BEGIN Records supplied
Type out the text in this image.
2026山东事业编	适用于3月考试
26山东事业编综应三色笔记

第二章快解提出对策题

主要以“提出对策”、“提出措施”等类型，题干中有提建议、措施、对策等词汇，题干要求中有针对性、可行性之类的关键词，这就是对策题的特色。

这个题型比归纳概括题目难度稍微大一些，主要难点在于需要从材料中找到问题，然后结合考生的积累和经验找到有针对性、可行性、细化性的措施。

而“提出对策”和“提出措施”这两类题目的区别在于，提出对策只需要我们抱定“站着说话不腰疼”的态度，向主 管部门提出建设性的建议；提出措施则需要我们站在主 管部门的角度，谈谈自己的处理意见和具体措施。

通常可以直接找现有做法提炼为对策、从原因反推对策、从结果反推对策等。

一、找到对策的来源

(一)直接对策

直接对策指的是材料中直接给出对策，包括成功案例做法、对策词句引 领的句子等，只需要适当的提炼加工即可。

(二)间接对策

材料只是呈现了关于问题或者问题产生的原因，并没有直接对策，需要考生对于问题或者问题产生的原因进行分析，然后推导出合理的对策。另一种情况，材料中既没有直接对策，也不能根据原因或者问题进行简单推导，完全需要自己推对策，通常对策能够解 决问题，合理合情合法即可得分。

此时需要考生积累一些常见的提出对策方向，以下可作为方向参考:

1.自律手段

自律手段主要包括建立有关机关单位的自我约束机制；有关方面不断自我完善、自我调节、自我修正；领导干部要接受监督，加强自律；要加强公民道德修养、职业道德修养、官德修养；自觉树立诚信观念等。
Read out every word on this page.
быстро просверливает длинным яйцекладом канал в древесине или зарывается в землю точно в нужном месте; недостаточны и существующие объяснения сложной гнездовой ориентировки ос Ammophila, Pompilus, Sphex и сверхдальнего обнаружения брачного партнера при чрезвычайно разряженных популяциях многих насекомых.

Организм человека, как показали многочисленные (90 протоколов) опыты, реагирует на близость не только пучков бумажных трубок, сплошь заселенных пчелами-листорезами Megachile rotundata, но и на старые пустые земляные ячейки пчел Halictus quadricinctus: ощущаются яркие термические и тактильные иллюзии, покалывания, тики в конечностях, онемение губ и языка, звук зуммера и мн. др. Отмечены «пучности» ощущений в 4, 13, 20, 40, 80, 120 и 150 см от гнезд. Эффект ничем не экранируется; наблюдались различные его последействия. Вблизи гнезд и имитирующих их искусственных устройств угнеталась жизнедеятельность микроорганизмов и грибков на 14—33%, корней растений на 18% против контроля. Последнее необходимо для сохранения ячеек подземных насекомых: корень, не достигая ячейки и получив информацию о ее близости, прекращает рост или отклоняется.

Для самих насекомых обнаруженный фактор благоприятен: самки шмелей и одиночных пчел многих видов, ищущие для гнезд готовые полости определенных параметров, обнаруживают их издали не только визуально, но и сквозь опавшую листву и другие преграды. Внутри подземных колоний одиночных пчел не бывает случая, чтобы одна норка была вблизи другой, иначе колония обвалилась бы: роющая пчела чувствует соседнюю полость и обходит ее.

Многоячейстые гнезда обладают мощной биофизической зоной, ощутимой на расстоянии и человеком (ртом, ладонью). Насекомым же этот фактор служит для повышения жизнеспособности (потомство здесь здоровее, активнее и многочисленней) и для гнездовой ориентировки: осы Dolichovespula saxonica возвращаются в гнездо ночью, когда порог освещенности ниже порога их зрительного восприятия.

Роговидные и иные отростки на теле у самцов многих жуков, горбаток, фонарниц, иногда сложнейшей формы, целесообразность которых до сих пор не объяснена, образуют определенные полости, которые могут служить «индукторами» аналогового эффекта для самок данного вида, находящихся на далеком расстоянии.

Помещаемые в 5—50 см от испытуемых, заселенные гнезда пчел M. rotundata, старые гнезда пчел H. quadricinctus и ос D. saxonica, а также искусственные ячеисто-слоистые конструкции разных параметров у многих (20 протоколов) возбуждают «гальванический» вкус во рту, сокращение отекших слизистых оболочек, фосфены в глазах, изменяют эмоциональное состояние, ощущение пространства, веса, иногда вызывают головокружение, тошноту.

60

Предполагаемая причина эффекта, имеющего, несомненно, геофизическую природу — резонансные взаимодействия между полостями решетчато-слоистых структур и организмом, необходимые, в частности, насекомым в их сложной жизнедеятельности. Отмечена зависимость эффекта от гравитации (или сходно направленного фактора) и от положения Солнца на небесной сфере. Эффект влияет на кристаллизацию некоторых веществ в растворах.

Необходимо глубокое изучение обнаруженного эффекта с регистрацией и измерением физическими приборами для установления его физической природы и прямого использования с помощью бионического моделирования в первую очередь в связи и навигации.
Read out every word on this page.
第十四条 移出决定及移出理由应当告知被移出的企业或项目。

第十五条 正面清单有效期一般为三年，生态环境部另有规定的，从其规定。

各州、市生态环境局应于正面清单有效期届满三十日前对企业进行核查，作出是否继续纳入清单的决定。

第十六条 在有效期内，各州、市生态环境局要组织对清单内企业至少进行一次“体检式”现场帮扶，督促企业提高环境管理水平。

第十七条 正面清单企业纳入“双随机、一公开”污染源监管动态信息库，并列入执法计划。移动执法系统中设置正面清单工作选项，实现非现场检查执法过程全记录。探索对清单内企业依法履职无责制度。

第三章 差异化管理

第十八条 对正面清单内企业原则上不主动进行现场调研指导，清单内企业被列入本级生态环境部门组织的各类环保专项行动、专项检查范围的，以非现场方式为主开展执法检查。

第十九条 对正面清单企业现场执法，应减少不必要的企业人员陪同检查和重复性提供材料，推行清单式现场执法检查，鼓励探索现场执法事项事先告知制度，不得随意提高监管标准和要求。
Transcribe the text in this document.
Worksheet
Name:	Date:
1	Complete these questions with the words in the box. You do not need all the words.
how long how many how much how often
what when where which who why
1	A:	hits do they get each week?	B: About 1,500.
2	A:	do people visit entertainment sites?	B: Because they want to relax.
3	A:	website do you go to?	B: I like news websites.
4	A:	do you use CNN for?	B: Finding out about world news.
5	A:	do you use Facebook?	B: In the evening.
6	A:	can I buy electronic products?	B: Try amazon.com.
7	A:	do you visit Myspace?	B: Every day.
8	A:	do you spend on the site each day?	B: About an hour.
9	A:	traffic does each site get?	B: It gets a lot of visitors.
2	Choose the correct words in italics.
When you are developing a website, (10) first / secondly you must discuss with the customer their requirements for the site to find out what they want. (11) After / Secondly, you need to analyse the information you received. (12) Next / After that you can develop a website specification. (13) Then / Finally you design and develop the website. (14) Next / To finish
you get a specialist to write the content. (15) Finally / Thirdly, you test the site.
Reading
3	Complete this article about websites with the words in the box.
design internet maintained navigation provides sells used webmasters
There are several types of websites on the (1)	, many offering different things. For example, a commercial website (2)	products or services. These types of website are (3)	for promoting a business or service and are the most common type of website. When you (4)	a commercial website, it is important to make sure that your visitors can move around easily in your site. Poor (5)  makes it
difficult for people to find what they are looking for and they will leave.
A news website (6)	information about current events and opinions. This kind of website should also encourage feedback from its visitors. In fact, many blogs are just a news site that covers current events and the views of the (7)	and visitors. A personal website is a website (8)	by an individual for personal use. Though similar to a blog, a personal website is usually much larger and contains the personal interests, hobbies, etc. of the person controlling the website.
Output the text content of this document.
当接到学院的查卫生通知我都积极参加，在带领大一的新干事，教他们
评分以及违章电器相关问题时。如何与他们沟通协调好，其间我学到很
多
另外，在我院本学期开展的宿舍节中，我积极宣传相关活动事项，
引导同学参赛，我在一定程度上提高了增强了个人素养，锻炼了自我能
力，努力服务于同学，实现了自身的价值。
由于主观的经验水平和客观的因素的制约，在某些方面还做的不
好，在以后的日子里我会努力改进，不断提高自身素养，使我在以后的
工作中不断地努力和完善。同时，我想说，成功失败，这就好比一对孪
END Records supplied
• [Problem statement]: Filter the entries down to the lines with the word "расстоянии" in them.

• [Task answer]:
Многоячейстые гнезда обладают мощной биофизической зоной, ощутимой на расстоянии и человеком (ртом, ладонью). Насекомым же этот фактор служит для повышения жизнеспособности (потомство здесь здоровее, активнее и многочисленней) и для гнездовой ориентировки: осы Dolichovespula saxonica возвращаются в гнездо ночью, когда порог освещенности ниже порога их зрительного восприятия.
Роговидные и иные отростки на теле у самцов многих жуков, горбаток, фонарниц, иногда сложнейшей формы, целесообразность которых до сих пор не объяснена, образуют определенные полости, которые могут служить «индукторами» аналогового эффекта для самок данного вида, находящихся на далеком расстоянии.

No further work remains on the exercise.